**Your goal:** Return the number of lines in which the word "كتاب" appears; add nothing else.

Collected data entries:
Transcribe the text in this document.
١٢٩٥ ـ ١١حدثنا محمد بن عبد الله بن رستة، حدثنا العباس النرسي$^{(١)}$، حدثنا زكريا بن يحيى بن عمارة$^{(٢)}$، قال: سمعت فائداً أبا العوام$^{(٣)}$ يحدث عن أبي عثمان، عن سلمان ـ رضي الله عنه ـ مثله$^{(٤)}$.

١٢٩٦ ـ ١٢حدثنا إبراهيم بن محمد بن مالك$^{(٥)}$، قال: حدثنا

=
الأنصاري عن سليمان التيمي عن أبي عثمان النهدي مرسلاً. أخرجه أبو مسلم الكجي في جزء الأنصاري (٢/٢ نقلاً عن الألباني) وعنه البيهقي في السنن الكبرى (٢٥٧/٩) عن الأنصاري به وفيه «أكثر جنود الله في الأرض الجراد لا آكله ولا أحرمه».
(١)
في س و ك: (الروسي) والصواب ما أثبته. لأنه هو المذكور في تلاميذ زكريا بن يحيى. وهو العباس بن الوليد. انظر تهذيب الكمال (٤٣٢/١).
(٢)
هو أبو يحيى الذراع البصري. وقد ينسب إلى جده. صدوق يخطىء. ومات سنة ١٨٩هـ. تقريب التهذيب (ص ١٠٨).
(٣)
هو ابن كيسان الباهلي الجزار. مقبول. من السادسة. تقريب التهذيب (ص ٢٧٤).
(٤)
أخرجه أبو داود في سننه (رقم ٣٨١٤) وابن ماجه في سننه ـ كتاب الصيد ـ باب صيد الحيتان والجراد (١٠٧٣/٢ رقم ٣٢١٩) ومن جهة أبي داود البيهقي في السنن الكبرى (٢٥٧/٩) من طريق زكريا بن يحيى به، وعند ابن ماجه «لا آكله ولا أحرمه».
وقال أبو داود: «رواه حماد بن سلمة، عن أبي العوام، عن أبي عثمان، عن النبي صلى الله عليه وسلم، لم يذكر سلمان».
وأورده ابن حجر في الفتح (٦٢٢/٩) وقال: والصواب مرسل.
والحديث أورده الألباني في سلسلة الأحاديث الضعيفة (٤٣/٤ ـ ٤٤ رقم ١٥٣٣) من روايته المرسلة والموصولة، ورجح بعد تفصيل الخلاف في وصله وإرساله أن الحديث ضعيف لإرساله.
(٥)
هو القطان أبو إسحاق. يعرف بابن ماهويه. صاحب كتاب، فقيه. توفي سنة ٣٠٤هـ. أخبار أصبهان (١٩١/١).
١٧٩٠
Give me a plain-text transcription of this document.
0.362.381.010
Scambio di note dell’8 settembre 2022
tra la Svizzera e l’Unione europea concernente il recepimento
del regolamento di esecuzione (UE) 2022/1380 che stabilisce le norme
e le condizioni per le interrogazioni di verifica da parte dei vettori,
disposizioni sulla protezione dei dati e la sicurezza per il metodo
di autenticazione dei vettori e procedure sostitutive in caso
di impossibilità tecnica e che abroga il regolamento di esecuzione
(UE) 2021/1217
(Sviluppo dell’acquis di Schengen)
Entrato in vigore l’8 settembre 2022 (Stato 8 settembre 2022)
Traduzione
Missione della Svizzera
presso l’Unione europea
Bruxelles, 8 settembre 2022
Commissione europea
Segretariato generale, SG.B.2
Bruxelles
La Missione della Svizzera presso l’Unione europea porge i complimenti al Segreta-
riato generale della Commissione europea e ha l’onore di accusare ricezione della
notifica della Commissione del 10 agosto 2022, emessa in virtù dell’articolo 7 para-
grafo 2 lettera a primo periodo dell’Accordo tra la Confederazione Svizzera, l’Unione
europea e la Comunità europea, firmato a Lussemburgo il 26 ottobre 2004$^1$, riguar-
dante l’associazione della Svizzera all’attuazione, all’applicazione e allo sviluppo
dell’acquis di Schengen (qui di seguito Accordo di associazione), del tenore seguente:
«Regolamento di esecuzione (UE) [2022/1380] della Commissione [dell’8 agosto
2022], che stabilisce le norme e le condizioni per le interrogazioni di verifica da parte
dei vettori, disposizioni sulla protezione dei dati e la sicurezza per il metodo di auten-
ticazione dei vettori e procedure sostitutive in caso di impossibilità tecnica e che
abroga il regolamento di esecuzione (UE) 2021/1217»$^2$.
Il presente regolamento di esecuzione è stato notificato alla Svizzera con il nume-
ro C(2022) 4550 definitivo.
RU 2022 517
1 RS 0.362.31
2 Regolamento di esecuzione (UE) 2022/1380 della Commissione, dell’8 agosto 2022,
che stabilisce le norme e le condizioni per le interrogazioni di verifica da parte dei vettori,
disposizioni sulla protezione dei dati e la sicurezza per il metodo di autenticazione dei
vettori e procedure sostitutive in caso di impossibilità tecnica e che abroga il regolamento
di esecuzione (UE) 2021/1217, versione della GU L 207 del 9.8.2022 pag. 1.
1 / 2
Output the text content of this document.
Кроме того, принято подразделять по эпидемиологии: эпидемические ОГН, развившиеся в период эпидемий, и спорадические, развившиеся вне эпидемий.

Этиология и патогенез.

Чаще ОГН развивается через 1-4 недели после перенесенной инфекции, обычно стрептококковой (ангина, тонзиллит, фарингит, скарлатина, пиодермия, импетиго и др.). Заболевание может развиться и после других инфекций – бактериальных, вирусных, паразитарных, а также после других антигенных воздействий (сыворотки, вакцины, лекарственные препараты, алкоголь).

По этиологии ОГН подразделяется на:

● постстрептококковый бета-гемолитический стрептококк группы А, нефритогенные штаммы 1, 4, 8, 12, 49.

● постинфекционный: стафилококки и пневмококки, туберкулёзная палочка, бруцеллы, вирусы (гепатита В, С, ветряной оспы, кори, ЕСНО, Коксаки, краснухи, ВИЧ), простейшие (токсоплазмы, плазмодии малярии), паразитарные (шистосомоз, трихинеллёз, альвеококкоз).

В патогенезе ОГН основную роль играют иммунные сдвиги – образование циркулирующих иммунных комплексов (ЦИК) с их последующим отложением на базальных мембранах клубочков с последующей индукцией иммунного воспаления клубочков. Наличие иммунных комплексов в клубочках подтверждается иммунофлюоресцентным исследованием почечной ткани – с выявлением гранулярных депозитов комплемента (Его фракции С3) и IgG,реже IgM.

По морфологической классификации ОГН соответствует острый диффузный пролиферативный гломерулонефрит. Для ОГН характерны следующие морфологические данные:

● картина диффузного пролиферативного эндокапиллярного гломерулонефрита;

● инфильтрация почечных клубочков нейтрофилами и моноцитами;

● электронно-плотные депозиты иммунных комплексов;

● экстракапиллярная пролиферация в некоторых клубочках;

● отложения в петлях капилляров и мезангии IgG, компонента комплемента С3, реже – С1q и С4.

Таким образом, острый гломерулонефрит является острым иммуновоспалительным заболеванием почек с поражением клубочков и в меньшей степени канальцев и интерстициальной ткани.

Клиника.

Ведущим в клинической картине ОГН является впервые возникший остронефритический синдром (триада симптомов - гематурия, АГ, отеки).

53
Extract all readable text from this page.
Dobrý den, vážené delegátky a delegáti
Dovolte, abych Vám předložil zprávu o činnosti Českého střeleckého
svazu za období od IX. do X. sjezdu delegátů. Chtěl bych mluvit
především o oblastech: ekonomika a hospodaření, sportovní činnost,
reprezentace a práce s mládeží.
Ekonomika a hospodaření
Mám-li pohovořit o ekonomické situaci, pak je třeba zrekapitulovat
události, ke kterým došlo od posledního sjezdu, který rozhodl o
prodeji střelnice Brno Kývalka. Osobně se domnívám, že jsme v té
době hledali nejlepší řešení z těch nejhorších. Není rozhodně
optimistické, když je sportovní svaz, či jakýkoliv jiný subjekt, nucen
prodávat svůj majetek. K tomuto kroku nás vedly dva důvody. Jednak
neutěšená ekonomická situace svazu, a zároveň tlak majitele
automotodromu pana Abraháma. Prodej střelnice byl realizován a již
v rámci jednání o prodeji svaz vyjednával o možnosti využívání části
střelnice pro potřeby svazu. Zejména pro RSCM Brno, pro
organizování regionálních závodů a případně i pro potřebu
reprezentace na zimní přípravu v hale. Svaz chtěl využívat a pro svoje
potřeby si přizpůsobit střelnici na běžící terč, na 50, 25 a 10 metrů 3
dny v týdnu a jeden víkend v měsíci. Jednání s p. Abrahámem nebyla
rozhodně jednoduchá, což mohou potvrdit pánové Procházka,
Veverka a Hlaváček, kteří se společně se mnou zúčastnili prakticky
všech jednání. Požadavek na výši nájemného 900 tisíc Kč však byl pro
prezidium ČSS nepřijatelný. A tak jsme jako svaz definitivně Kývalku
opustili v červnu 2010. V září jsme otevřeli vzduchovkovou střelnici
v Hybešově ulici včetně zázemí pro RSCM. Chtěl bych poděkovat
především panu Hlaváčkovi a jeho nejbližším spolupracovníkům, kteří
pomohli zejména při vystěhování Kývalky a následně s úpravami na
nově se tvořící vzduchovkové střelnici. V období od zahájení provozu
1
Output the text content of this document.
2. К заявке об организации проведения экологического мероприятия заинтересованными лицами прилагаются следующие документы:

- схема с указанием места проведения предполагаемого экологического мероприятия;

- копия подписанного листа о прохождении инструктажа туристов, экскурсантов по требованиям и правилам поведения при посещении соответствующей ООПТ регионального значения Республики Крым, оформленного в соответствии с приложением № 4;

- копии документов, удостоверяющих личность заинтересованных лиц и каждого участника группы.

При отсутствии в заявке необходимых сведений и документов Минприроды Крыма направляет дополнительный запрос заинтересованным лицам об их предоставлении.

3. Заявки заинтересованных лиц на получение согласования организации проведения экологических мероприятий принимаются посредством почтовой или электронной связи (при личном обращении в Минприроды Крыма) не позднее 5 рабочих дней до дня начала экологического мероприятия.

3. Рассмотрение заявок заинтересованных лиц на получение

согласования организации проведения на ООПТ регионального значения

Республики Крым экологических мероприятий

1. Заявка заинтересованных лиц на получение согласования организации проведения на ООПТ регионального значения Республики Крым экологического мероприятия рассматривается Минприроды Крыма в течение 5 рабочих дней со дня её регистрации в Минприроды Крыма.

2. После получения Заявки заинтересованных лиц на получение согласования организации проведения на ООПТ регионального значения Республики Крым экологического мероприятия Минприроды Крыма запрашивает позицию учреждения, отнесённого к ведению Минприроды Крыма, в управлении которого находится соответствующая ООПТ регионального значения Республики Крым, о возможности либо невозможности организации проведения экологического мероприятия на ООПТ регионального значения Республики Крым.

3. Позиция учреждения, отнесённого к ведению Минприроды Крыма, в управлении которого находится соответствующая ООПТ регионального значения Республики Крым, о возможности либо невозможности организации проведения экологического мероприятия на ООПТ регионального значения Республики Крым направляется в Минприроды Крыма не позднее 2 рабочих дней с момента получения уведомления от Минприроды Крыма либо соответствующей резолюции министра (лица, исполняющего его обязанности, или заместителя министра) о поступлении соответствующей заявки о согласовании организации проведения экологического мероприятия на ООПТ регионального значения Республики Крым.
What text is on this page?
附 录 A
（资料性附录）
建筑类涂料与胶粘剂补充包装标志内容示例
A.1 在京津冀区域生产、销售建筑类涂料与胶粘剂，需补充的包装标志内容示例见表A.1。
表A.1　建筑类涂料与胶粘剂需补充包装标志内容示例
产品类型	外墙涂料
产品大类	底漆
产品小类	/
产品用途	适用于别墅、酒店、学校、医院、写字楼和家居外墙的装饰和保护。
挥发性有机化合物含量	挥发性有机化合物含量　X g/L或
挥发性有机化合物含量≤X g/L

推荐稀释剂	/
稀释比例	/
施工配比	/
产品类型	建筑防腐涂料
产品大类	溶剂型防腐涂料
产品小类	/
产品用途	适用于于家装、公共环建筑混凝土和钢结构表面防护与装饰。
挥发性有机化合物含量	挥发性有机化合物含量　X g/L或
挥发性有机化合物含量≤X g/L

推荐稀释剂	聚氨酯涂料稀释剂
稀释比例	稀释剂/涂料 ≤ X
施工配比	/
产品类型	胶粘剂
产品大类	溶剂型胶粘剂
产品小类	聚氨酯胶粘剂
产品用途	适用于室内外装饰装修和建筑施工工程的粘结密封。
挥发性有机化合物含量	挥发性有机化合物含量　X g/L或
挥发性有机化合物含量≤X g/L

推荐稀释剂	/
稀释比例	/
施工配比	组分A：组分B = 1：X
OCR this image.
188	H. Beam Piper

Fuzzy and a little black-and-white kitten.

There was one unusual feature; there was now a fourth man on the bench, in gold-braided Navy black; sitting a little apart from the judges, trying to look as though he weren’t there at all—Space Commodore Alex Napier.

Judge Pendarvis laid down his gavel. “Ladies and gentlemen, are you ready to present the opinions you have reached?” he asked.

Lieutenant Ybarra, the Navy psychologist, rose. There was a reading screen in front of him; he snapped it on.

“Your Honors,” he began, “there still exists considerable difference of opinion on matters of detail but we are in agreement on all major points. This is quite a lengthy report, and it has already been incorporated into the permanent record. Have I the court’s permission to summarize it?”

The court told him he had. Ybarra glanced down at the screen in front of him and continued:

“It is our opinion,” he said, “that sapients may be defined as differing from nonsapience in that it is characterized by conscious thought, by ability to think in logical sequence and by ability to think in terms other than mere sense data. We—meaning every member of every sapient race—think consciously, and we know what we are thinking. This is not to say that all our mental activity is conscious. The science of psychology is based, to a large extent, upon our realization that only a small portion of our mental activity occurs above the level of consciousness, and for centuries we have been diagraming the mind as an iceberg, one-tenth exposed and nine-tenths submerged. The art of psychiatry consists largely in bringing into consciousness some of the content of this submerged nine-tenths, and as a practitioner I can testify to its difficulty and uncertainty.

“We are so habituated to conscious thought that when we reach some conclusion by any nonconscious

**Answer:** 2